## Written problem A
Please set down the passage of the XFS mailing-list thread word for word, starting with "The stuff that" and going on through "(SCSI Block Commands)".
## Written problem B
Carry the XFS mailing-list thread forward from the point where it stops.

## Text shown

* Re: Questions for article
@ 2008-06-03 20:48 Thomas King
2008-06-03 22:00 ` Martin K. Petersen
` (2 more replies)
0 siblings, 3 replies; 11+ messages in thread
From: Thomas King @ 2008-06-03 20:48 UTC (permalink / raw)
To: xfs
>
>
> On Tue, 3 Jun 2008, Thomas King wrote:
>
>> I am writing an article to answer Henry Newman's at
>> http://www.enterprisestorageforum.com/sans/features/article.php/3749926. I've
>> already been bugging folks on the ext4 mailing list and one of them mentioned
>> I
>> should also send some of the same questions to this list. Please let me know
>> if
>> I may do so.
>>
>> Thanks!
>> Tom King
>>
>>
>
> What are the questions?
>
> Justin.
For the most part, XFS is used for massive filesystems (hundreds of petabytes)
successfully in Linux (among other OS's). However, Mr. Newman still believes
there are details that he believes XFS doesn't include or Linux limits (such as
page sizes in x86 limiting block sizes).
With that preface, here are some questions:
-Is XFS fully RAID aware inthat it aligns metadata with RAID stripes? Some of
the information I see states XFS can get geometry information from LVM and MD,
but what about hardware RAID?
-Does XFS take advantage of T10 DIF (block protection?)?
-Does/Will XFS support NFS v4.1?
-Concerning the block-size limit, will this eventually be a thing of the past?
Mr. Newman's contention is massive filesystems should have much larger block
sizes, but he also contends that OSD is the eventual answer instead of using
block allocation.
-Is there anything else y'all would like folks to understand about XFS and
massive implementations?
Thanks!
Tom King
^ permalink raw reply [flat|nested] 11+ messages in thread* Re: Questions for article
2008-06-03 20:48 Questions for article Thomas King
@ 2008-06-03 22:00 ` Martin K. Petersen
2008-06-03 22:14 ` Eric Sandeen
2008-06-04 5:31 ` Christoph Hellwig
2 siblings, 0 replies; 11+ messages in thread
From: Martin K. Petersen @ 2008-06-03 22:00 UTC (permalink / raw)
To: Thomas King; +Cc: xfs
>>>>> "Thomas" == Thomas King <kingttx@tomslinux.homelinux.org> writes:
Thomas> -Is XFS fully RAID aware inthat it aligns metadata with RAID
Thomas> stripes? Some of the information I see states XFS can get
Thomas> geometry information from LVM and MD, but what about hardware
Thomas> RAID?
The stuff that queries MD/LVM for stripe unit/stripe size has been in
XFS for a while[1].
For hardware RAID there is no non-proprietary way to obtain the
information from the device. So whoever runs mkfs on a hardware RAID
device must manually specify the geometry using the sunit and swidth
parameters. That capability has been there since the dawn of time.
Note that in the upcoming version of SBC-3 (SCSI Block Commands)
finally features a VPD page that the array firmware can fill out to
let the operating system know about stripe size, etc. I have been
working on a patch that extracts this information and presents it to
the block layer in a generic fashion. But so far I have not seen a
single array that implements said VPD page. IOW, there hasn't been
much motivation to finish that work.

## Supplied data
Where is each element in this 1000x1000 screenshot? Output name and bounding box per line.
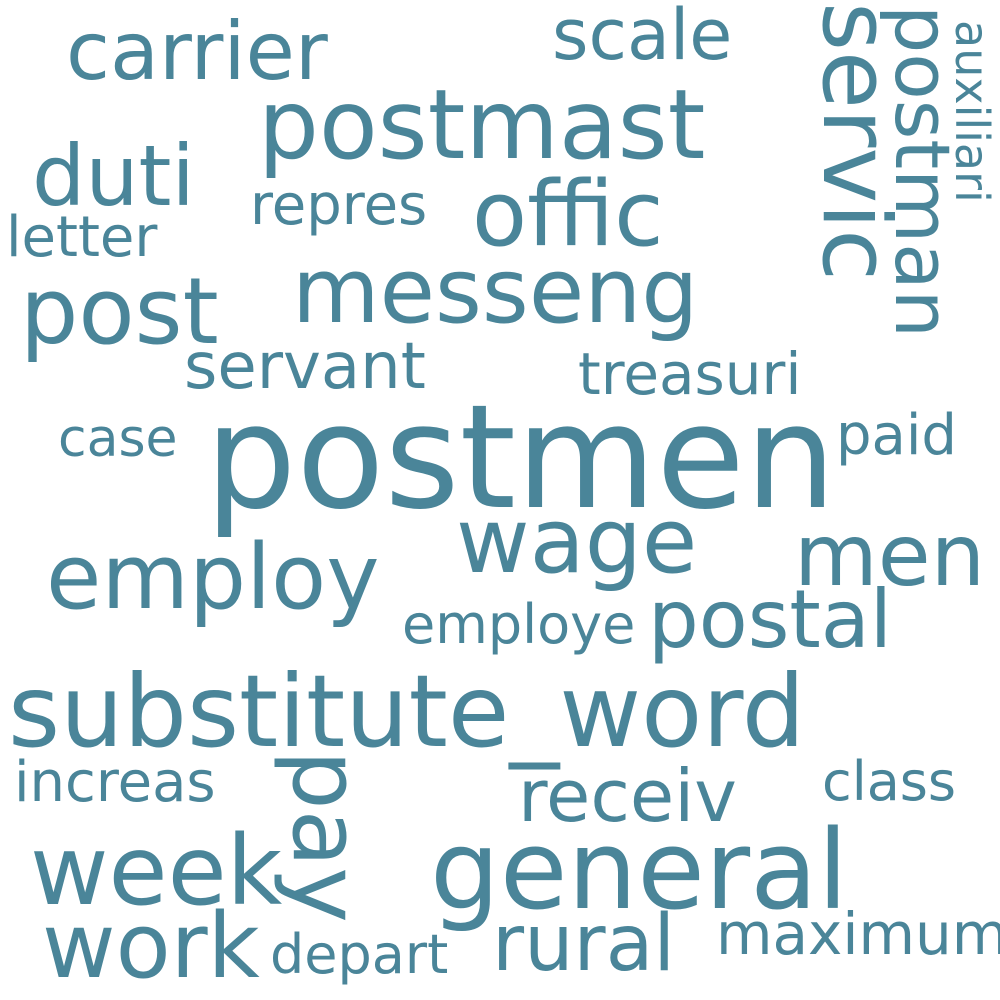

## Response A
The stuff that queries MD/LVM for stripe unit/stripe size has been in
XFS for a while[1].
For hardware RAID there is no non-proprietary way to obtain the
information from the device. So whoever runs mkfs on a hardware RAID
device must manually specify the geometry using the sunit and swidth
parameters. That capability has been there since the dawn of time.
Note that in the upcoming version of SBC-3 (SCSI Block Commands)

## Response B
Also, SBC-3 is work in progress. The standard has not been ratified
yet so things could change before it is released. I doubt they are
going to change the block limits VPD, but who knows?
Thomas> -Does XFS take advantage of T10 DIF (block protection?)?
As I mentioned earlier today, filesystems do not need to be explicitly
DIF-aware. I/Os submitted by XFS will be protected if the kernel does
DIF.
The DIF support has not been accepted upstream yet. Working on that.
But in any case DIF-capable hardware is not generally available.
[1] http://www.linux.sgi.com/archives/xfs/2001-03/msg00435.html
--
Martin K. Petersen Oracle Linux Engineering
^ permalink raw reply [flat|nested] 11+ messages in thread
* Re: Questions for article
2008-06-03 20:48 Questions for article Thomas King
2008-06-03 22:00 ` Martin K. Petersen
@ 2008-06-03 22:14 ` Eric Sandeen
2008-06-03 22:19 ` Thomas King
2008-06-04 5:28 ` Christoph Hellwig
2008-06-04 5:31 ` Christoph Hellwig
2 siblings, 2 replies; 11+ messages in thread
From: Eric Sandeen @ 2008-06-03 22:14 UTC (permalink / raw)
To: Thomas King; +Cc: xfs
Thomas King wrote:
> -Concerning the block-size limit, will this eventually be a thing of the past?
> Mr. Newman's contention is massive filesystems should have much larger block
> sizes, but he also contends that OSD is the eventual answer instead of using
> block allocation.
Just to reiterate what I already put on the ext4 list... :)
ftp://ftp.kernel.org/pub/linux/kernel/people/christoph/largeblocksize/4/patches/
http://kerneltrap.org/Linux/Large_Blocksize_Performance
Not sure where those patches are headed.
It's also not clear to me that this is really a critical feature for
large filesystems; space allocation is not done block by block per se in
xfs, as Mr. Newman seems (?) to imply (?) The block granularity is
there throughout the fs but I'm not sure how much it matters in
practice. Dave...?
OSDs may have their place, we'll see. It's pretty new stuff (unless you
count Lustre, I guess, but I thought he didn't want to talk lustre...)
I don't think this relates to a linux shortcoming in any way (or to
xfs...), it's awfully new stuff that just about nobody really has in
production.
> -Is there anything else y'all would like folks to understand about XFS and
> massive implementations?
I already pointed him at the xfs_repair paper, since he seems concerned
about fsck (and pointed out that yes, xfs_repair really *DOES* check all
filesystem data and does not simply replay the log...)
http://mirror.linux.org.au/pub/linux.conf.au/2008/slides/135-fixing_xfs_faster.pdf
Maybe some of the folks on the list with said massive implementations
can speak up too. :)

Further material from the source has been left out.